====== MATERIAL PROVIDED ======
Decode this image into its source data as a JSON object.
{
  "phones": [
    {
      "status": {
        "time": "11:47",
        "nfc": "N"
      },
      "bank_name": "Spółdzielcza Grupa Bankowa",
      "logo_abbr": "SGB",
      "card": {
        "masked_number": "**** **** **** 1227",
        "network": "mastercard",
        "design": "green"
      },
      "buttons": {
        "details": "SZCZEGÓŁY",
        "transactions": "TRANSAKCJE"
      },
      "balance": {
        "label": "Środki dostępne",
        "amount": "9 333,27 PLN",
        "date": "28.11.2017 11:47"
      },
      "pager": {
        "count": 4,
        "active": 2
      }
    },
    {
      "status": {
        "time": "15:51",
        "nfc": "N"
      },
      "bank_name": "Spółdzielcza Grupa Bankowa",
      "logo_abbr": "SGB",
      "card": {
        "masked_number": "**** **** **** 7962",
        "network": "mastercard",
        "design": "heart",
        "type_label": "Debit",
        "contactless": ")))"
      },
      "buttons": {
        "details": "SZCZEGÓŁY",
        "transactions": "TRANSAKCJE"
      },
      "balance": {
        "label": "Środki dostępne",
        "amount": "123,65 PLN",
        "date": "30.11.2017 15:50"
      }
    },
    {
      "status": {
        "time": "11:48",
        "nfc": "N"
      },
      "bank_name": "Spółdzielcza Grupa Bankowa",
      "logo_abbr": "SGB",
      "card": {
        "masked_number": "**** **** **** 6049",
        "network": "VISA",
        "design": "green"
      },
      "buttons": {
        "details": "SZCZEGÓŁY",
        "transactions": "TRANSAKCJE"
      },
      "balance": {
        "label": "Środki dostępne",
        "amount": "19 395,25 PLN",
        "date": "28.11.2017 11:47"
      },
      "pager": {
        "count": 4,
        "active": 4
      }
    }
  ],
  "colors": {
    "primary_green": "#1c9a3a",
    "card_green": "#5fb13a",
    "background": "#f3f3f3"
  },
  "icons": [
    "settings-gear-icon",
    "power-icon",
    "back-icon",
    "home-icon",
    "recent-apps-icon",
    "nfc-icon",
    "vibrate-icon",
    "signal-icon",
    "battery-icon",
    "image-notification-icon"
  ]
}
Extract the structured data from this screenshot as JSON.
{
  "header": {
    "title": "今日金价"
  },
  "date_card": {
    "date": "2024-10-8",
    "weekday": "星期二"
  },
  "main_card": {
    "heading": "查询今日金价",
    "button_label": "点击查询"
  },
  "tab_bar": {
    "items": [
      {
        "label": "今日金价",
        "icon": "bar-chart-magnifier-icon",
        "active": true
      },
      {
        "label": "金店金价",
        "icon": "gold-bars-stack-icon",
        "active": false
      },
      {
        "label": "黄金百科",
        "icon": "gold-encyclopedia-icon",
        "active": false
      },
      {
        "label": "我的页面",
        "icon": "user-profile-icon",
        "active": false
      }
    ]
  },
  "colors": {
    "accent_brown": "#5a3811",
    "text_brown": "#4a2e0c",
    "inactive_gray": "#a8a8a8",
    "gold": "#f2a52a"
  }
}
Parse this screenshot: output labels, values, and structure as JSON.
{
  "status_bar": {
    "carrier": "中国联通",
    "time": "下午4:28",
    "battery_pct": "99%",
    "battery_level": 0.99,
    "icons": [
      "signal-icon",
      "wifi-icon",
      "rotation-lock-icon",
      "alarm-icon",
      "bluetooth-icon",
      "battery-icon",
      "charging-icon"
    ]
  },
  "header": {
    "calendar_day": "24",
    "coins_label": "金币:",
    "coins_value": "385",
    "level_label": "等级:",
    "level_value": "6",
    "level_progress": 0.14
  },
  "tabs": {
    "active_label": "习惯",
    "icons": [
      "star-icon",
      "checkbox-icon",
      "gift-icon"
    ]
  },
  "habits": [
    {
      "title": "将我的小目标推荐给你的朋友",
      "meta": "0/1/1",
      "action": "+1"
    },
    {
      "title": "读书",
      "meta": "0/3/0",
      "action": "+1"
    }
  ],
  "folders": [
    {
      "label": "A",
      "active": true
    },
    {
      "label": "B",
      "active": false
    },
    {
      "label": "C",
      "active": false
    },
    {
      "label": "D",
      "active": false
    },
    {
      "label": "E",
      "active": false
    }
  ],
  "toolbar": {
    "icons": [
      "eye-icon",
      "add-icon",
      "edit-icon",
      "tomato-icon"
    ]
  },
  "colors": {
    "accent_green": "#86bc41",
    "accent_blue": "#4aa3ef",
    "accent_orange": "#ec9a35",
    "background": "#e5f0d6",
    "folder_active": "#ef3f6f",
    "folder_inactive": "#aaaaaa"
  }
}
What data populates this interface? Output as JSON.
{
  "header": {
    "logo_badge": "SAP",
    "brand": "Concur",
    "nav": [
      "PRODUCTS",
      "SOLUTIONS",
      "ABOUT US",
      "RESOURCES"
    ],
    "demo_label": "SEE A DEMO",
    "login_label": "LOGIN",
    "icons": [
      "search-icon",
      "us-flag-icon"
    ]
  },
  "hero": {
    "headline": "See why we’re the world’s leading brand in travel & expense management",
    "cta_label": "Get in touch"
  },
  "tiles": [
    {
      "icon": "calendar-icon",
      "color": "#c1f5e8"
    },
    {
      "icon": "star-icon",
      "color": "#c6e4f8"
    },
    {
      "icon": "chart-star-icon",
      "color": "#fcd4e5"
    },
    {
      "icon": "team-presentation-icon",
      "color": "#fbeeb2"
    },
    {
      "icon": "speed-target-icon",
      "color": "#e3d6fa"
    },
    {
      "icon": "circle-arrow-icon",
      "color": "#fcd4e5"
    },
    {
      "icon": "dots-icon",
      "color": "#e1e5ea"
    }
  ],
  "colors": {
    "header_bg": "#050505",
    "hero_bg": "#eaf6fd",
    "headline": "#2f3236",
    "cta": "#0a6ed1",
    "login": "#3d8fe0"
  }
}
======
INSTRUCTION: Copy every record exactly as presented.

FINISHED TASK:
Decode this image into its source data as a JSON object.
{
  "phones": [
    {
      "status": {
        "time": "11:47",
        "nfc": "N"
      },
      "bank_name": "Spółdzielcza Grupa Bankowa",
      "logo_abbr": "SGB",
      "card": {
        "masked_number": "**** **** **** 1227",
        "network": "mastercard",
        "design": "green"
      },
      "buttons": {
        "details": "SZCZEGÓŁY",
        "transactions": "TRANSAKCJE"
      },
      "balance": {
        "label": "Środki dostępne",
        "amount": "9 333,27 PLN",
        "date": "28.11.2017 11:47"
      },
      "pager": {
        "count": 4,
        "active": 2
      }
    },
    {
      "status": {
        "time": "15:51",
        "nfc": "N"
      },
      "bank_name": "Spółdzielcza Grupa Bankowa",
      "logo_abbr": "SGB",
      "card": {
        "masked_number": "**** **** **** 7962",
        "network": "mastercard",
        "design": "heart",
        "type_label": "Debit",
        "contactless": ")))"
      },
      "buttons": {
        "details": "SZCZEGÓŁY",
        "transactions": "TRANSAKCJE"
      },
      "balance": {
        "label": "Środki dostępne",
        "amount": "123,65 PLN",
        "date": "30.11.2017 15:50"
      }
    },
    {
      "status": {
        "time": "11:48",
        "nfc": "N"
      },
      "bank_name": "Spółdzielcza Grupa Bankowa",
      "logo_abbr": "SGB",
      "card": {
        "masked_number": "**** **** **** 6049",
        "network": "VISA",
        "design": "green"
      },
      "buttons": {
        "details": "SZCZEGÓŁY",
        "transactions": "TRANSAKCJE"
      },
      "balance": {
        "label": "Środki dostępne",
        "amount": "19 395,25 PLN",
        "date": "28.11.2017 11:47"
      },
      "pager": {
        "count": 4,
        "active": 4
      }
    }
  ],
  "colors": {
    "primary_green": "#1c9a3a",
    "card_green": "#5fb13a",
    "background": "#f3f3f3"
  },
  "icons": [
    "settings-gear-icon",
    "power-icon",
    "back-icon",
    "home-icon",
    "recent-apps-icon",
    "nfc-icon",
    "vibrate-icon",
    "signal-icon",
    "battery-icon",
    "image-notification-icon"
  ]
}
Extract the structured data from this screenshot as JSON.
{
  "header": {
    "title": "今日金价"
  },
  "date_card": {
    "date": "2024-10-8",
    "weekday": "星期二"
  },
  "main_card": {
    "heading": "查询今日金价",
    "button_label": "点击查询"
  },
  "tab_bar": {
    "items": [
      {
        "label": "今日金价",
        "icon": "bar-chart-magnifier-icon",
        "active": true
      },
      {
        "label": "金店金价",
        "icon": "gold-bars-stack-icon",
        "active": false
      },
      {
        "label": "黄金百科",
        "icon": "gold-encyclopedia-icon",
        "active": false
      },
      {
        "label": "我的页面",
        "icon": "user-profile-icon",
        "active": false
      }
    ]
  },
  "colors": {
    "accent_brown": "#5a3811",
    "text_brown": "#4a2e0c",
    "inactive_gray": "#a8a8a8",
    "gold": "#f2a52a"
  }
}
Parse this screenshot: output labels, values, and structure as JSON.
{
  "status_bar": {
    "carrier": "中国联通",
    "time": "下午4:28",
    "battery_pct": "99%",
    "battery_level": 0.99,
    "icons": [
      "signal-icon",
      "wifi-icon",
      "rotation-lock-icon",
      "alarm-icon",
      "bluetooth-icon",
      "battery-icon",
      "charging-icon"
    ]
  },
  "header": {
    "calendar_day": "24",
    "coins_label": "金币:",
    "coins_value": "385",
    "level_label": "等级:",
    "level_value": "6",
    "level_progress": 0.14
  },
  "tabs": {
    "active_label": "习惯",
    "icons": [
      "star-icon",
      "checkbox-icon",
      "gift-icon"
    ]
  },
  "habits": [
    {
      "title": "将我的小目标推荐给你的朋友",
      "meta": "0/1/1",
      "action": "+1"
    },
    {
      "title": "读书",
      "meta": "0/3/0",
      "action": "+1"
    }
  ],
  "folders": [
    {
      "label": "A",
      "active": true
    },
    {
      "label": "B",
      "active": false
    },
    {
      "label": "C",
      "active": false
    },
    {
      "label": "D",
      "active": false
    },
    {
      "label": "E",
      "active": false
    }
  ],
  "toolbar": {
    "icons": [
      "eye-icon",
      "add-icon",
      "edit-icon",
      "tomato-icon"
    ]
  },
  "colors": {
    "accent_green": "#86bc41",
    "accent_blue": "#4aa3ef",
    "accent_orange": "#ec9a35",
    "background": "#e5f0d6",
    "folder_active": "#ef3f6f",
    "folder_inactive": "#aaaaaa"
  }
}
What data populates this interface? Output as JSON.
{
  "header": {
    "logo_badge": "SAP",
    "brand": "Concur",
    "nav": [
      "PRODUCTS",
      "SOLUTIONS",
      "ABOUT US",
      "RESOURCES"
    ],
    "demo_label": "SEE A DEMO",
    "login_label": "LOGIN",
    "icons": [
      "search-icon",
      "us-flag-icon"
    ]
  },
  "hero": {
    "headline": "See why we’re the world’s leading brand in travel & expense management",
    "cta_label": "Get in touch"
  },
  "tiles": [
    {
      "icon": "calendar-icon",
      "color": "#c1f5e8"
    },
    {
      "icon": "star-icon",
      "color": "#c6e4f8"
    },
    {
      "icon": "chart-star-icon",
      "color": "#fcd4e5"
    },
    {
      "icon": "team-presentation-icon",
      "color": "#fbeeb2"
    },
    {
      "icon": "speed-target-icon",
      "color": "#e3d6fa"
    },
    {
      "icon": "circle-arrow-icon",
      "color": "#fcd4e5"
    },
    {
      "icon": "dots-icon",
      "color": "#e1e5ea"
    }
  ],
  "colors": {
    "header_bg": "#050505",
    "hero_bg": "#eaf6fd",
    "headline": "#2f3236",
    "cta": "#0a6ed1",
    "login": "#3d8fe0"
  }
}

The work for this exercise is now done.